═════ Vorliegender Textauszug
Die Beschwerdeführer haben dem Bund Aufwendungen in der Höhe von ingesamt S 4.565,-- und der mitbeteiligten Partei Aufwendungen in der Höhe von ingesamt S 12.500,-- binnen zwei Wochen bei sonstiger Exekution zu ersetzen.
Das Mehrbegehren der mitbeteiligten Partei wird abgewiesen.
Begründung
Die Beschwerdeführer richteten am 20. Juni 1991 zwei als "Beschwerde nach § 39 iVm § 32 Wasserrechtsgesetz 1990" bezeichnete Schriftsätze an die Bezirkshauptmannschaft Salzburg-Umgebung (BH). Darin führten sie aus, es sei ihnen bekannt geworden, daß bei der BH von A. bzw. von der mitbeteiligten Partei (mP) um die Rodungsbewilligung für eine größere Fläche aus einem Waldbestand im Bereich der KG W. zum Zwecke des Tonabbaues angesucht worden sei. Da offen sei, ob durch das Ausmaß des geplanten Abbaues eine Änderung des natürlichen Abflusses der Oberflächenwässer bzw. der auf dem Grundstück verlaufenden Gräben bewirkt werde bzw. dadurch die nicht unerhebliche Tiefe des Tonabbaues eine Einflußnahme auf das Grundwasser erfolgen könne, werde um die Überprüfung dieser geplanten Maßnahme durch die Wasserrechtsbehörde ersucht. Da in der Folge eine Beeinträchtigung der Zuflußmenge zur O. eintreten könnte, wären im weiteren Verlauf der O. bestehende Wasserrechte betroffen. Als Wasserbenutzungsberechtigte ersuchten die Beschwerdeführer daher um Ladung als Beteiligte in einem allfälligen wasserrechtlichen Bewilligungsverfahren.
══════════
═════ Extrahierte Informationen
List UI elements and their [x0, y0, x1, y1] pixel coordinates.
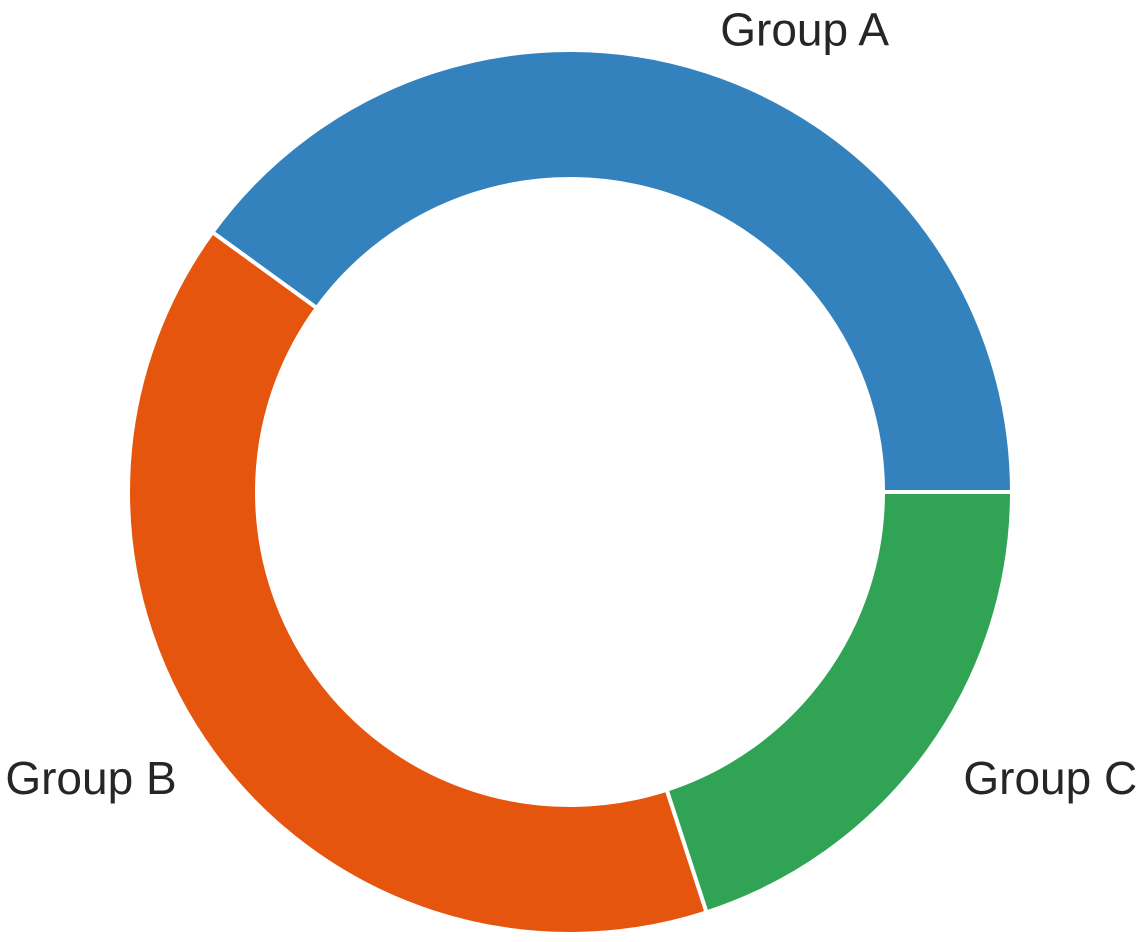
slice-label-group-c: Group C [963, 752, 1137, 804]
slice-label-group-b: Group B [5, 752, 176, 804]
slices-group [125, 47, 1015, 937]
slice-group-b [125, 229, 710, 937]
slice-label-group-a: Group A [720, 4, 889, 56]
labels-group: Group A Group B Group C [5, 4, 1137, 804]
slice-group-a [209, 47, 1015, 494]
slice-group-c [664, 490, 1015, 915]
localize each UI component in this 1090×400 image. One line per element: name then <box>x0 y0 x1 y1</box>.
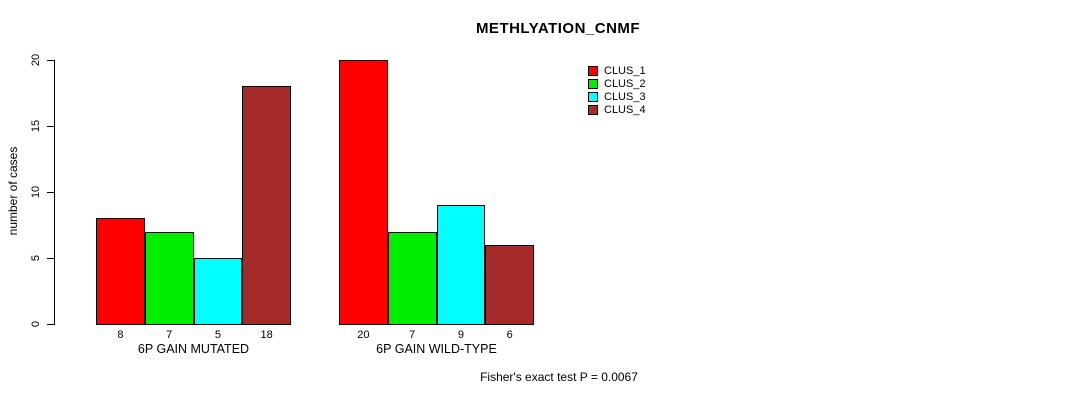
══════════
(Arbeitsanweisung) Geben Sie an, an welchem Datum die Beschwerdeführer laut dem Textauszug ihre beiden Schriftsätze an die Bezirkshauptmannschaft Salzburg-Umgebung richteten.

(Schriftliche Lösung) Am 20. Juni 1991.